- _The request_: Copy every line from the data below in which the string "with" can be found.

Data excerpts
-- begin --

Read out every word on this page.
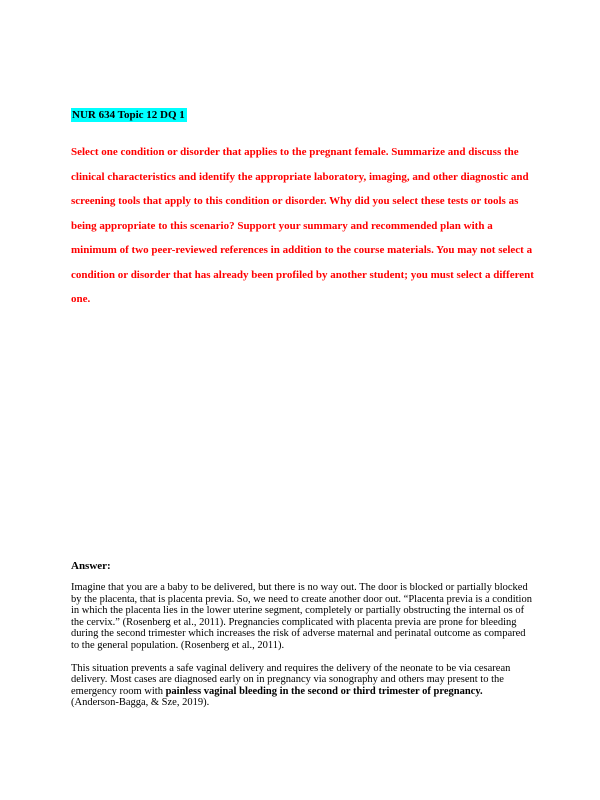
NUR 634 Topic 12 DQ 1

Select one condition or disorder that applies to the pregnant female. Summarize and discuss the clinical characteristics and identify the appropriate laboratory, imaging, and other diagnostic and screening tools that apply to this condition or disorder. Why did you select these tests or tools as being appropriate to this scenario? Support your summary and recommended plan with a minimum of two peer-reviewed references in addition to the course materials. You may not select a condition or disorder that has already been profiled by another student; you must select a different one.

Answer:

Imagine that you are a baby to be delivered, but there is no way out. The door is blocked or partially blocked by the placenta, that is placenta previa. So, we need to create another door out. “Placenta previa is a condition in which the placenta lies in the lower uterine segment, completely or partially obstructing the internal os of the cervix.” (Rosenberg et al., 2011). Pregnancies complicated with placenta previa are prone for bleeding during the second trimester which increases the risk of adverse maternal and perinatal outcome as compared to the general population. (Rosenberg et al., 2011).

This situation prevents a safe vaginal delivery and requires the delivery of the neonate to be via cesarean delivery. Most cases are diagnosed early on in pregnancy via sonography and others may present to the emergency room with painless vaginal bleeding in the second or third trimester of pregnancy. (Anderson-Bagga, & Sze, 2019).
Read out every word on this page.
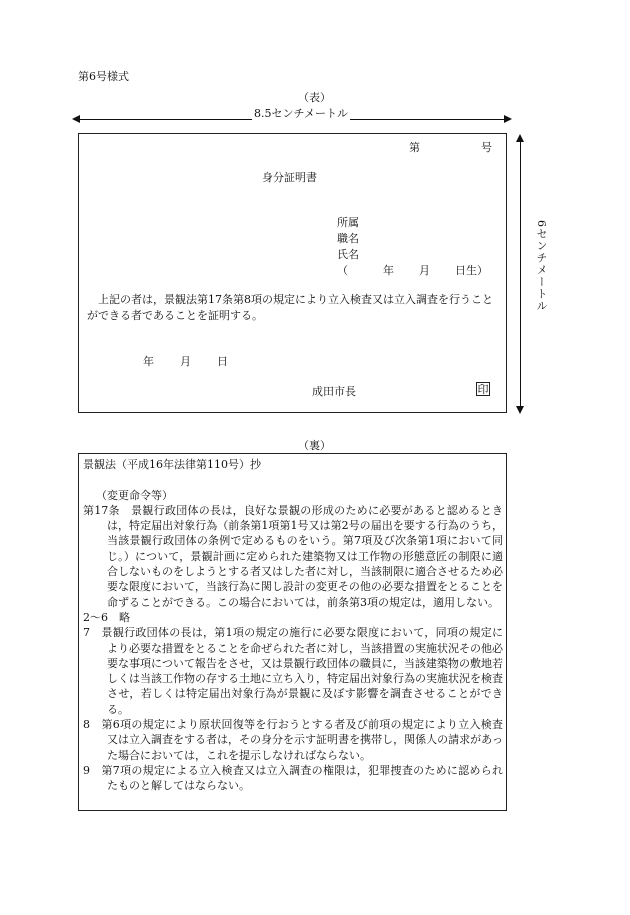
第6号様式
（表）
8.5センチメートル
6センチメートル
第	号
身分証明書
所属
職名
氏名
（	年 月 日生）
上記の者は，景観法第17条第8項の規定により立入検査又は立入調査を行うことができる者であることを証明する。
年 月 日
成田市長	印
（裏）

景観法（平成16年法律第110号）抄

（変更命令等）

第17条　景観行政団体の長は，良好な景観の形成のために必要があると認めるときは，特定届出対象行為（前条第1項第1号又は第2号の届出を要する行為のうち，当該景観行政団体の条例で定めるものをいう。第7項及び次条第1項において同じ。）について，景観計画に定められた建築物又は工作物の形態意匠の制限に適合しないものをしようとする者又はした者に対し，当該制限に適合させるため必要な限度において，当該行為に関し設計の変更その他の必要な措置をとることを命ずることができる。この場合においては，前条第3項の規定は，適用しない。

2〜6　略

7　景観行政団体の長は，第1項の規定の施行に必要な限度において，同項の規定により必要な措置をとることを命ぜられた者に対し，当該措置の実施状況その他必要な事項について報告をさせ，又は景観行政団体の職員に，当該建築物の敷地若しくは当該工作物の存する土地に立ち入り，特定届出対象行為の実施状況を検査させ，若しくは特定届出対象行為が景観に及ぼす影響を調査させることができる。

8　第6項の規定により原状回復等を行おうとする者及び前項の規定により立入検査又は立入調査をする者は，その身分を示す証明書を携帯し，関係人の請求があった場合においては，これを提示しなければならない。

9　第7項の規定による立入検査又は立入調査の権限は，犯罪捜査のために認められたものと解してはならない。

-- end --

- _Exercise answer_:
Select one condition or disorder that applies to the pregnant female. Summarize and discuss the clinical characteristics and identify the appropriate laboratory, imaging, and other diagnostic and screening tools that apply to this condition or disorder. Why did you select these tests or tools as being appropriate to this scenario? Support your summary and recommended plan with a minimum of two peer-reviewed references in addition to the course materials. You may not select a condition or disorder that has already been profiled by another student; you must select a different one.
Imagine that you are a baby to be delivered, but there is no way out. The door is blocked or partially blocked by the placenta, that is placenta previa. So, we need to create another door out. “Placenta previa is a condition in which the placenta lies in the lower uterine segment, completely or partially obstructing the internal os of the cervix.” (Rosenberg et al., 2011). Pregnancies complicated with placenta previa are prone for bleeding during the second trimester which increases the risk of adverse maternal and perinatal outcome as compared to the general population. (Rosenberg et al., 2011).
This situation prevents a safe vaginal delivery and requires the delivery of the neonate to be via cesarean delivery. Most cases are diagnosed early on in pregnancy via sonography and others may present to the emergency room with painless vaginal bleeding in the second or third trimester of pregnancy. (Anderson-Bagga, & Sze, 2019).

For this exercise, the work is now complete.